▶ [WRITTEN EXERCISE] Nothing but the lines from the one containing "Type out the text in this image." through the last line should be written out, please, exactly as they stand.

************

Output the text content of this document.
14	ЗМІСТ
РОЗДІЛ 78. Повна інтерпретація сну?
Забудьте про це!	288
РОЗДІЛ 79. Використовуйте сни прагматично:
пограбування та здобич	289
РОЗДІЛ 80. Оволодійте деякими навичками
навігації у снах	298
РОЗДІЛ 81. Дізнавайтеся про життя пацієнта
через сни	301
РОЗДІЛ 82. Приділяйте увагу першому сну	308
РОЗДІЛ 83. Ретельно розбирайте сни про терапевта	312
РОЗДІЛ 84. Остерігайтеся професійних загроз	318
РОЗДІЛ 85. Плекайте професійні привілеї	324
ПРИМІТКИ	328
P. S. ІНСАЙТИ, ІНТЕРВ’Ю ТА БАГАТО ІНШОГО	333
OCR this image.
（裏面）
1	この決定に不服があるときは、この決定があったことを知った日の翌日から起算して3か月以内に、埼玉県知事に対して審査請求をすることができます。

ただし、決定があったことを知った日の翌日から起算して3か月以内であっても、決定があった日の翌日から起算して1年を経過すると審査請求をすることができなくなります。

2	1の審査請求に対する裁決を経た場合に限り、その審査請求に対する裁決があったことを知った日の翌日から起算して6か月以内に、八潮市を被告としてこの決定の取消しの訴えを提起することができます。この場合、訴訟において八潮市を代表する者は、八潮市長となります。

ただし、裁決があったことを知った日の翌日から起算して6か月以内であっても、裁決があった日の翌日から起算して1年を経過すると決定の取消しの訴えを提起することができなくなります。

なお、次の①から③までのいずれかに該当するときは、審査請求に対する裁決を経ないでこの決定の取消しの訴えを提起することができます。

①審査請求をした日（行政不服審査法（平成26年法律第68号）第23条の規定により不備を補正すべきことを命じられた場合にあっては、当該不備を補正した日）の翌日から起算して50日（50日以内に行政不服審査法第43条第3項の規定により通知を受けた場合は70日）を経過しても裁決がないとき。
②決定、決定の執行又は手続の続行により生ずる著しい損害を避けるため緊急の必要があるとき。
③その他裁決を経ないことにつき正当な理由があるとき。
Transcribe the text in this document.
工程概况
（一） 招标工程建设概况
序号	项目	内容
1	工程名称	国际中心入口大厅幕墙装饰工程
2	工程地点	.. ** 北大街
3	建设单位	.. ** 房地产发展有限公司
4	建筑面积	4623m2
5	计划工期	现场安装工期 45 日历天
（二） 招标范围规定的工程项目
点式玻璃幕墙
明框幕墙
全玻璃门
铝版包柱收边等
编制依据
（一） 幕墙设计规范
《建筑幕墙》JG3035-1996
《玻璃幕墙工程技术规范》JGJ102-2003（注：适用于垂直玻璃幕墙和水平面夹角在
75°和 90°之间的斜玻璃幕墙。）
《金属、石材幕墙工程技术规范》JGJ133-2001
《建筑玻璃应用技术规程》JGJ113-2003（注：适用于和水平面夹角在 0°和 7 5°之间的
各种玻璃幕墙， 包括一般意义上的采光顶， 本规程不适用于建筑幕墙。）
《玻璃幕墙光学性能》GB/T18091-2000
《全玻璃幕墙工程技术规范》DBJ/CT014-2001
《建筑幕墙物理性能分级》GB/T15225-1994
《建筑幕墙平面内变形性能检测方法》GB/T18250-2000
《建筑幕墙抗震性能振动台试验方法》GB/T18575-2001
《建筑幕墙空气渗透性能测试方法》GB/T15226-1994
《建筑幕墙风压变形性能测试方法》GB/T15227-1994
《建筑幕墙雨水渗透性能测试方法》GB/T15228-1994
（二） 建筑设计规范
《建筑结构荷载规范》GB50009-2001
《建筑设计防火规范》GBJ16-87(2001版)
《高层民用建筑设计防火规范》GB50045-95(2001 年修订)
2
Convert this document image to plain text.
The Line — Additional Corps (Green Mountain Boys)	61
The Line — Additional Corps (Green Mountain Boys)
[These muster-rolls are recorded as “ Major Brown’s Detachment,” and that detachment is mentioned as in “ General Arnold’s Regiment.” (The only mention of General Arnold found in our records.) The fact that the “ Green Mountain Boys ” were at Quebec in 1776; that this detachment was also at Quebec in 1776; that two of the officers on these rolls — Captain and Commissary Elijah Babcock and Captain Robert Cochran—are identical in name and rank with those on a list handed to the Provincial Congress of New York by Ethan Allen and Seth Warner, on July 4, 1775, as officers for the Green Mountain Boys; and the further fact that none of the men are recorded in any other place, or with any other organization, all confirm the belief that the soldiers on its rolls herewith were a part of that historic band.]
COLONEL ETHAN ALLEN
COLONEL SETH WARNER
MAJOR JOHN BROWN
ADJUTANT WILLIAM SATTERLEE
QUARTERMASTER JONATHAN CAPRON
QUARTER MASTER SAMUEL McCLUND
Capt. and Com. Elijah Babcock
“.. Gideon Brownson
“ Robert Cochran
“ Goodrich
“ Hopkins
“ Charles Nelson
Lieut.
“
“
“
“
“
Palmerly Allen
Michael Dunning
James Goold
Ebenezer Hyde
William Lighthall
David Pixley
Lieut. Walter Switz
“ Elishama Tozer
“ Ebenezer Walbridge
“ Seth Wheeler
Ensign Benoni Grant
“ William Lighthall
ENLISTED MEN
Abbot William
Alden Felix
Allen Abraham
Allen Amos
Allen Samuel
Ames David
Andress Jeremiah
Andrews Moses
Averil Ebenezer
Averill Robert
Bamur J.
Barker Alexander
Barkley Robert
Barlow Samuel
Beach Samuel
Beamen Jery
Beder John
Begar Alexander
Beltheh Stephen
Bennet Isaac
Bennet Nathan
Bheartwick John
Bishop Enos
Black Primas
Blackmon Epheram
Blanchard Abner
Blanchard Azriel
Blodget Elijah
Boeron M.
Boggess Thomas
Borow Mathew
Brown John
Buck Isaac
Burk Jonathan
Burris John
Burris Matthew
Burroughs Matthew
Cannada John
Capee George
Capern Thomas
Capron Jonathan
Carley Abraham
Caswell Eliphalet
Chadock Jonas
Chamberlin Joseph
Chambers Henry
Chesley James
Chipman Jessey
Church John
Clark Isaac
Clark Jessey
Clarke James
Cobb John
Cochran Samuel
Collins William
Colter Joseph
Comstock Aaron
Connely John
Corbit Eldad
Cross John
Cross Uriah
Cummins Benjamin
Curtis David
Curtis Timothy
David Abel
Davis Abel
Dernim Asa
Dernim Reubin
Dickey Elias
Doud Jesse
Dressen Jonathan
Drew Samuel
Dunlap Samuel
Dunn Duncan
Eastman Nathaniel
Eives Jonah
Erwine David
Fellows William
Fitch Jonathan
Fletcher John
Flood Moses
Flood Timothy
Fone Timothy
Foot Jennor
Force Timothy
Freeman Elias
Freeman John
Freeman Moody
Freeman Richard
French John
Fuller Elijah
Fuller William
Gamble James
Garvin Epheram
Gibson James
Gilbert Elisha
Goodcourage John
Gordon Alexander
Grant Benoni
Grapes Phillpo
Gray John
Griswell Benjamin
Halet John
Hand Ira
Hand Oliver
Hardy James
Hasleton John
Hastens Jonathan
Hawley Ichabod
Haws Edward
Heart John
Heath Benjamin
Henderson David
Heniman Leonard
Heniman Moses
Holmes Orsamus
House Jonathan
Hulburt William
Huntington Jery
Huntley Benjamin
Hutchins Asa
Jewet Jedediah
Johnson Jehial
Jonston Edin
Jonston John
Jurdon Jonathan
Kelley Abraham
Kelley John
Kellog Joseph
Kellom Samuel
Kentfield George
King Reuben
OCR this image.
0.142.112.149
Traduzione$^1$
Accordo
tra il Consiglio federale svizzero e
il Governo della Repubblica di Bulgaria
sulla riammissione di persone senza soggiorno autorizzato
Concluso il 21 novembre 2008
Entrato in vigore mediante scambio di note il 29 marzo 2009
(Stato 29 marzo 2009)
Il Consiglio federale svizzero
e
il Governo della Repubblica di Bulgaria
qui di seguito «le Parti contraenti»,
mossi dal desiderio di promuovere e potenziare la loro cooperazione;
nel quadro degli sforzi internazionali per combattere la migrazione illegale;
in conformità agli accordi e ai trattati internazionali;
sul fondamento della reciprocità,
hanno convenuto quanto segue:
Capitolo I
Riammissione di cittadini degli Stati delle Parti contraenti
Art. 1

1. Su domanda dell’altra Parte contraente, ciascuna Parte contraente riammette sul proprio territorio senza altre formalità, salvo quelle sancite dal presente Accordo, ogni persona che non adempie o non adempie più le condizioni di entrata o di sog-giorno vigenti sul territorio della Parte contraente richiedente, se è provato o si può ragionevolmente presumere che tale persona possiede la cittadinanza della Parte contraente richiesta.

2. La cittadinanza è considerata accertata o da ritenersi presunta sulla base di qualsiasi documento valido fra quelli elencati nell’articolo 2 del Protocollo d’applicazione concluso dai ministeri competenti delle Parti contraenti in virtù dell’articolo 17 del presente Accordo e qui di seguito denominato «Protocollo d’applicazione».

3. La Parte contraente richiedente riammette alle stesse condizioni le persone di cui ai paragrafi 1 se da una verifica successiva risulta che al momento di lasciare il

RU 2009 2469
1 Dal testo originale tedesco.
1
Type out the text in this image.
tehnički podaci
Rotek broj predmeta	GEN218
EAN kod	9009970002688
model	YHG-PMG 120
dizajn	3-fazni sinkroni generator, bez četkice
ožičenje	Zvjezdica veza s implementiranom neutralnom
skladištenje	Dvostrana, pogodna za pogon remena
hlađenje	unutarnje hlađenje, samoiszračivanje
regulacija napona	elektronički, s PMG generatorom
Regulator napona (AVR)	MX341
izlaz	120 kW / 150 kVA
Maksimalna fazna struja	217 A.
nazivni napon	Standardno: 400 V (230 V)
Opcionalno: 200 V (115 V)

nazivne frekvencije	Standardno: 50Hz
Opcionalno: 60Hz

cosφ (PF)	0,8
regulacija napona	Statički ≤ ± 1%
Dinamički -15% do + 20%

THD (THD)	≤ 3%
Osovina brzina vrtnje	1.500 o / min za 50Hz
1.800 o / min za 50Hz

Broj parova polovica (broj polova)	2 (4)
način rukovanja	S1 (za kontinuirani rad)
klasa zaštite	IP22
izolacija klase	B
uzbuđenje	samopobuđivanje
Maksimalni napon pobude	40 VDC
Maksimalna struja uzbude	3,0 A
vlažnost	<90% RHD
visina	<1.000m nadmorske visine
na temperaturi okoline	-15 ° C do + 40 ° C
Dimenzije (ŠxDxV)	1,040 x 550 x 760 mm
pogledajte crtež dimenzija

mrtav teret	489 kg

************

▶ [SOLUTION FOR THIS PROBLEM]
Type out the text in this image.
tehnički podaci
Rotek broj predmeta	GEN218
EAN kod	9009970002688
model	YHG-PMG 120
dizajn	3-fazni sinkroni generator, bez četkice
ožičenje	Zvjezdica veza s implementiranom neutralnom
skladištenje	Dvostrana, pogodna za pogon remena
hlađenje	unutarnje hlađenje, samoiszračivanje
regulacija napona	elektronički, s PMG generatorom
Regulator napona (AVR)	MX341
izlaz	120 kW / 150 kVA
Maksimalna fazna struja	217 A.
nazivni napon	Standardno: 400 V (230 V)
Opcionalno: 200 V (115 V)

nazivne frekvencije	Standardno: 50Hz
Opcionalno: 60Hz

cosφ (PF)	0,8
regulacija napona	Statički ≤ ± 1%
Dinamički -15% do + 20%

THD (THD)	≤ 3%
Osovina brzina vrtnje	1.500 o / min za 50Hz
1.800 o / min za 50Hz

Broj parova polovica (broj polova)	2 (4)
način rukovanja	S1 (za kontinuirani rad)
klasa zaštite	IP22
izolacija klase	B
uzbuđenje	samopobuđivanje
Maksimalni napon pobude	40 VDC
Maksimalna struja uzbude	3,0 A
vlažnost	<90% RHD
visina	<1.000m nadmorske visine
na temperaturi okoline	-15 ° C do + 40 ° C
Dimenzije (ŠxDxV)	1,040 x 550 x 760 mm
pogledajte crtež dimenzija

mrtav teret	489 kg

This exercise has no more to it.